# Goal
Spot each line in the records below where the word "Total" occurs, then copy it.

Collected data
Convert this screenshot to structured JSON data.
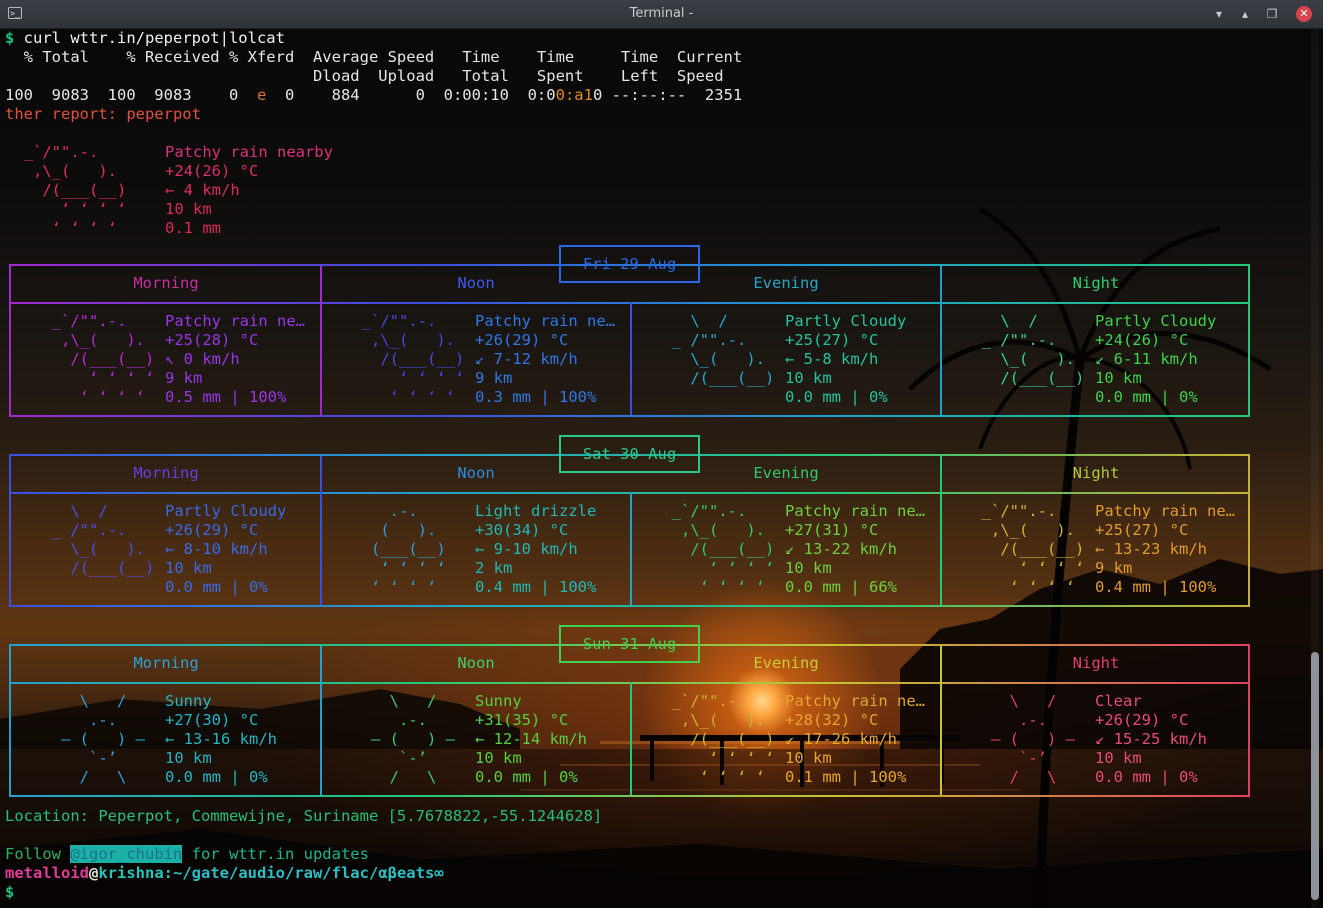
{
  "window": {
    "title": "Terminal -",
    "icon": "terminal-icon",
    "buttons": {
      "minimize": "▾",
      "maximize": "▴",
      "restore": "❐",
      "close": "✕"
    }
  },
  "terminal": {
    "command_line": {
      "prompt": "$",
      "command": " curl wttr.in/peperpot|lolcat"
    },
    "curl_header_1": "  % Total    % Received % Xferd  Average Speed   Time    Time     Time  Current",
    "curl_header_2": "                                 Dload  Upload   Total   Spent    Left  Speed",
    "curl_progress": {
      "a": "100  9083  100  9083    0  ",
      "b": "e",
      "c": "  0    884      0  0:00:10  0:0",
      "d": "0:a1",
      "e": "0 --:--:--  2351"
    },
    "report_title": "ther report: peperpot",
    "current": {
      "ascii": [
        "  _`/\"\".-.    ",
        "   ,\\_(   ).  ",
        "    /(___(__) ",
        "      ʻ ʻ ʻ ʻ ",
        "     ʻ ʻ ʻ ʻ  "
      ],
      "lines": [
        "Patchy rain nearby",
        "+24(26) °C",
        "← 4 km/h",
        "10 km",
        "0.1 mm"
      ]
    },
    "days": [
      {
        "date": "Fri 29 Aug",
        "periods": [
          "Morning",
          "Noon",
          "Evening",
          "Night"
        ],
        "cells": [
          {
            "ascii": [
              "  _`/\"\".-.    ",
              "   ,\\_(   ).  ",
              "    /(___(__) ",
              "      ʻ ʻ ʻ ʻ ",
              "     ʻ ʻ ʻ ʻ  "
            ],
            "lines": [
              "Patchy rain ne…",
              "+25(28) °C",
              "↖ 0 km/h",
              "9 km",
              "0.5 mm | 100%"
            ]
          },
          {
            "ascii": [
              "  _`/\"\".-.    ",
              "   ,\\_(   ).  ",
              "    /(___(__) ",
              "      ʻ ʻ ʻ ʻ ",
              "     ʻ ʻ ʻ ʻ  "
            ],
            "lines": [
              "Patchy rain ne…",
              "+26(29) °C",
              "↙ 7-12 km/h",
              "9 km",
              "0.3 mm | 100%"
            ]
          },
          {
            "ascii": [
              "    \\  /      ",
              "  _ /\"\".-.    ",
              "    \\_(   ).  ",
              "    /(___(__) ",
              "              "
            ],
            "lines": [
              "Partly Cloudy",
              "+25(27) °C",
              "← 5-8 km/h",
              "10 km",
              "0.0 mm | 0%"
            ]
          },
          {
            "ascii": [
              "    \\  /      ",
              "  _ /\"\".-.    ",
              "    \\_(   ).  ",
              "    /(___(__) ",
              "              "
            ],
            "lines": [
              "Partly Cloudy",
              "+24(26) °C",
              "↙ 6-11 km/h",
              "10 km",
              "0.0 mm | 0%"
            ]
          }
        ]
      },
      {
        "date": "Sat 30 Aug",
        "periods": [
          "Morning",
          "Noon",
          "Evening",
          "Night"
        ],
        "cells": [
          {
            "ascii": [
              "    \\  /      ",
              "  _ /\"\".-.    ",
              "    \\_(   ).  ",
              "    /(___(__) ",
              "              "
            ],
            "lines": [
              "Partly Cloudy",
              "+26(29) °C",
              "← 8-10 km/h",
              "10 km",
              "0.0 mm | 0%"
            ]
          },
          {
            "ascii": [
              "     .-.      ",
              "    (   ).    ",
              "   (___(__)   ",
              "    ʻ ʻ ʻ ʻ   ",
              "   ʻ ʻ ʻ ʻ    "
            ],
            "lines": [
              "Light drizzle",
              "+30(34) °C",
              "← 9-10 km/h",
              "2 km",
              "0.4 mm | 100%"
            ]
          },
          {
            "ascii": [
              "  _`/\"\".-.    ",
              "   ,\\_(   ).  ",
              "    /(___(__) ",
              "      ʻ ʻ ʻ ʻ ",
              "     ʻ ʻ ʻ ʻ  "
            ],
            "lines": [
              "Patchy rain ne…",
              "+27(31) °C",
              "↙ 13-22 km/h",
              "10 km",
              "0.0 mm | 66%"
            ]
          },
          {
            "ascii": [
              "  _`/\"\".-.    ",
              "   ,\\_(   ).  ",
              "    /(___(__) ",
              "      ʻ ʻ ʻ ʻ ",
              "     ʻ ʻ ʻ ʻ  "
            ],
            "lines": [
              "Patchy rain ne…",
              "+25(27) °C",
              "← 13-23 km/h",
              "9 km",
              "0.4 mm | 100%"
            ]
          }
        ]
      },
      {
        "date": "Sun 31 Aug",
        "periods": [
          "Morning",
          "Noon",
          "Evening",
          "Night"
        ],
        "cells": [
          {
            "ascii": [
              "     \\   /    ",
              "      .-.     ",
              "   ― (   ) ―  ",
              "      `-’     ",
              "     /   \\    "
            ],
            "lines": [
              "Sunny",
              "+27(30) °C",
              "← 13-16 km/h",
              "10 km",
              "0.0 mm | 0%"
            ]
          },
          {
            "ascii": [
              "     \\   /    ",
              "      .-.     ",
              "   ― (   ) ―  ",
              "      `-’     ",
              "     /   \\    "
            ],
            "lines": [
              "Sunny",
              "+31(35) °C",
              "← 12-14 km/h",
              "10 km",
              "0.0 mm | 0%"
            ]
          },
          {
            "ascii": [
              "  _`/\"\".-.    ",
              "   ,\\_(   ).  ",
              "    /(___(__) ",
              "      ʻ ʻ ʻ ʻ ",
              "     ʻ ʻ ʻ ʻ  "
            ],
            "lines": [
              "Patchy rain ne…",
              "+28(32) °C",
              "↙ 17-26 km/h",
              "10 km",
              "0.1 mm | 100%"
            ]
          },
          {
            "ascii": [
              "     \\   /    ",
              "      .-.     ",
              "   ― (   ) ―  ",
              "      `-’     ",
              "     /   \\    "
            ],
            "lines": [
              "Clear",
              "+26(29) °C",
              "↙ 15-25 km/h",
              "10 km",
              "0.0 mm | 0%"
            ]
          }
        ]
      }
    ],
    "location_line": "Location: Peperpot, Commewijne, Suriname [5.7678822,-55.1244628]",
    "follow": {
      "before": "Follow ",
      "handle": "@igor_chubin",
      "after": " for wttr.in updates"
    },
    "prompt_line": {
      "user": "metalloid",
      "at": "@",
      "host": "krishna",
      "path": ":~/gate/audio/raw/flac/αβeats∞"
    },
    "final_prompt": "$"
  },
  "colors": {
    "prompt": "#19c37d",
    "accent_pink": "#e0307f",
    "link_highlight": "#19b1a6"
  }
}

# Complete output
    "curl_header_1": "  % Total    % Received % Xferd  Average Speed   Time    Time     Time  Current",
    "curl_header_2": "                                 Dload  Upload   Total   Spent    Left  Speed",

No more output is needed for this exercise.